Return all lines from the listing below in which the string "content" occurs.

--- start Recorded information ---

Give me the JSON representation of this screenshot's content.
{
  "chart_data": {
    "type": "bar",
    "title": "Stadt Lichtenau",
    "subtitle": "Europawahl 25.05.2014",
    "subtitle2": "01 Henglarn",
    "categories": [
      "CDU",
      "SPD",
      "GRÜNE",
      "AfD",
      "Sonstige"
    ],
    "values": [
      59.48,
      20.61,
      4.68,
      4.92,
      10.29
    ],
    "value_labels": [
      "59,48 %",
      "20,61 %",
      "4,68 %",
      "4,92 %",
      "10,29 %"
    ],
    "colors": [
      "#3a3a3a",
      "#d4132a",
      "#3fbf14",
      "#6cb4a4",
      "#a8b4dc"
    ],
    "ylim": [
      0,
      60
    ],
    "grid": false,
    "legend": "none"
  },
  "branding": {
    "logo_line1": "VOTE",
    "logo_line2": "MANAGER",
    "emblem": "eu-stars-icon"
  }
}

--- end Recorded information ---
--- start Recorded information ---

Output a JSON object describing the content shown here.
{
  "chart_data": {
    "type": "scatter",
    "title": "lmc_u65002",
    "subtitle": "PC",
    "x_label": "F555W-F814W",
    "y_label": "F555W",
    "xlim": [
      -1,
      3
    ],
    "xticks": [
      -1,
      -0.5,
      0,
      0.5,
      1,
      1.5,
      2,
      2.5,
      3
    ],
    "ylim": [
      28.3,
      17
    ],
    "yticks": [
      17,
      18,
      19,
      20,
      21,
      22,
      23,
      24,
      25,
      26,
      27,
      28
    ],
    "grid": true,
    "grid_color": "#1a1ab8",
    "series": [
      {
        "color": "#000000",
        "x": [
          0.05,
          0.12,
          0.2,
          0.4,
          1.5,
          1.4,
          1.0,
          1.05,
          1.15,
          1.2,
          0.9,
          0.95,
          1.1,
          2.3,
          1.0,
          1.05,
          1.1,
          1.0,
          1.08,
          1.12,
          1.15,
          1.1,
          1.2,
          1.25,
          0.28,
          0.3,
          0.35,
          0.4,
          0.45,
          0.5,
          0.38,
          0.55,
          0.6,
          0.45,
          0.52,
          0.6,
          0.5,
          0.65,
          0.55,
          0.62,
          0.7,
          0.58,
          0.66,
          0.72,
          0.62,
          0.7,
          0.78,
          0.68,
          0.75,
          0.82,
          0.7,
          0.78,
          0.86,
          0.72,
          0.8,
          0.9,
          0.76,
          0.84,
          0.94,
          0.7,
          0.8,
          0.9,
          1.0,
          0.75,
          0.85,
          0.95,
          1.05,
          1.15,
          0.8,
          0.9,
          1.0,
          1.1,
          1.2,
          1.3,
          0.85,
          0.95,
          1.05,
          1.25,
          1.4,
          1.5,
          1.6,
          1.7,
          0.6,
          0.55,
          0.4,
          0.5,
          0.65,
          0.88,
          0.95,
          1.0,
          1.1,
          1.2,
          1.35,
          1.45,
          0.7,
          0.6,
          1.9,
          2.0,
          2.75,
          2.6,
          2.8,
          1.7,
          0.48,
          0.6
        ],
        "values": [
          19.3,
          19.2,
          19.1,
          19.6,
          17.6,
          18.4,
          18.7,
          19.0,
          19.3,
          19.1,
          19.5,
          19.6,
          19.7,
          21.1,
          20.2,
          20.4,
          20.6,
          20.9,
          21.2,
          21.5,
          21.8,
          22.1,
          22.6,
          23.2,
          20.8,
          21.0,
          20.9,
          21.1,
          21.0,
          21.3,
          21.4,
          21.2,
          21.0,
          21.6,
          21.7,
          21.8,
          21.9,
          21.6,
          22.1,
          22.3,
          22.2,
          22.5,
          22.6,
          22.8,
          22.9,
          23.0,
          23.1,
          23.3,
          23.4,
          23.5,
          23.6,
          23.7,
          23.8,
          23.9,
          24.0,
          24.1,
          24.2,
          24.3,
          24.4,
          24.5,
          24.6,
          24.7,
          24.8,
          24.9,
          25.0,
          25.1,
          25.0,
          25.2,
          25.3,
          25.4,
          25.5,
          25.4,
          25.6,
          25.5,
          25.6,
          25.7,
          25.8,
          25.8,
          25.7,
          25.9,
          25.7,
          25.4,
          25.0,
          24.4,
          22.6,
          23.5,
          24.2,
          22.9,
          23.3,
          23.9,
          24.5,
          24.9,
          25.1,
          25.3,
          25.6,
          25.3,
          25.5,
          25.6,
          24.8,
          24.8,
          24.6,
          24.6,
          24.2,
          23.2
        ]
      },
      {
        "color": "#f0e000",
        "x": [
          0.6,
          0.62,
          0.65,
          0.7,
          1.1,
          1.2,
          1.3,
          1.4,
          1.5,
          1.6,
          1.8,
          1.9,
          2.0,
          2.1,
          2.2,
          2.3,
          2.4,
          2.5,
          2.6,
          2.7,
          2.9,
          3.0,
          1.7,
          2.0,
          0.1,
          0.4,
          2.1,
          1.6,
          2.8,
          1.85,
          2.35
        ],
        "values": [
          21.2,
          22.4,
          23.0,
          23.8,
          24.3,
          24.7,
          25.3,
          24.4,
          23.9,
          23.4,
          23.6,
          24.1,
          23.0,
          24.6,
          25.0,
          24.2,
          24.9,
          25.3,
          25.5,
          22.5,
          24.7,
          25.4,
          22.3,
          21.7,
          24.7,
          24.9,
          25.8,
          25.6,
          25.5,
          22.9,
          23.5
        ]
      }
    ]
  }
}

--- end Recorded information ---

§ Written response
Give me the JSON representation of this screenshot's content.
Output a JSON object describing the content shown here.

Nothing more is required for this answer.